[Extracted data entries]
Begin

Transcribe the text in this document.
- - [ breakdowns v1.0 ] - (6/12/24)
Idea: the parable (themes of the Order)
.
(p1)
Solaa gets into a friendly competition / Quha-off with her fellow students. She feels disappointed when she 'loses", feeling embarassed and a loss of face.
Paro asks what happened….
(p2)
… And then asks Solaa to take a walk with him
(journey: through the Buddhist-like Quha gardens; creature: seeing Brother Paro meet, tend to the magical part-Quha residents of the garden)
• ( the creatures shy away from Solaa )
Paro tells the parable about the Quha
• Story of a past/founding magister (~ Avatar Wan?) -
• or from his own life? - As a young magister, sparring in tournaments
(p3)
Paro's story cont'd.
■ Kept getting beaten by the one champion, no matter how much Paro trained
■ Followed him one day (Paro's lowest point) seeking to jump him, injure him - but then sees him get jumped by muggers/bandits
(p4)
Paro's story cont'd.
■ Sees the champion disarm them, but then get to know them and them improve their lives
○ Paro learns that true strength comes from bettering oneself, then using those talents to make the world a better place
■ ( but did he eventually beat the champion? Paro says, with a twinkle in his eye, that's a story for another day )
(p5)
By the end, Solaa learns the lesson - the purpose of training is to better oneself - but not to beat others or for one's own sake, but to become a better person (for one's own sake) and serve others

End

* Required work *
Extract the data in full. Keep it word for word.

* Output of the exercise *
Transcribe the text in this document.
- - [ breakdowns v1.0 ] - (6/12/24)
Idea: the parable (themes of the Order)
.
(p1)
Solaa gets into a friendly competition / Quha-off with her fellow students. She feels disappointed when she 'loses", feeling embarassed and a loss of face.
Paro asks what happened….
(p2)
… And then asks Solaa to take a walk with him
(journey: through the Buddhist-like Quha gardens; creature: seeing Brother Paro meet, tend to the magical part-Quha residents of the garden)
• ( the creatures shy away from Solaa )
Paro tells the parable about the Quha
• Story of a past/founding magister (~ Avatar Wan?) -
• or from his own life? - As a young magister, sparring in tournaments
(p3)
Paro's story cont'd.
■ Kept getting beaten by the one champion, no matter how much Paro trained
■ Followed him one day (Paro's lowest point) seeking to jump him, injure him - but then sees him get jumped by muggers/bandits
(p4)
Paro's story cont'd.
■ Sees the champion disarm them, but then get to know them and them improve their lives
○ Paro learns that true strength comes from bettering oneself, then using those talents to make the world a better place
■ ( but did he eventually beat the champion? Paro says, with a twinkle in his eye, that's a story for another day )
(p5)
By the end, Solaa learns the lesson - the purpose of training is to better oneself - but not to beat others or for one's own sake, but to become a better person (for one's own sake) and serve others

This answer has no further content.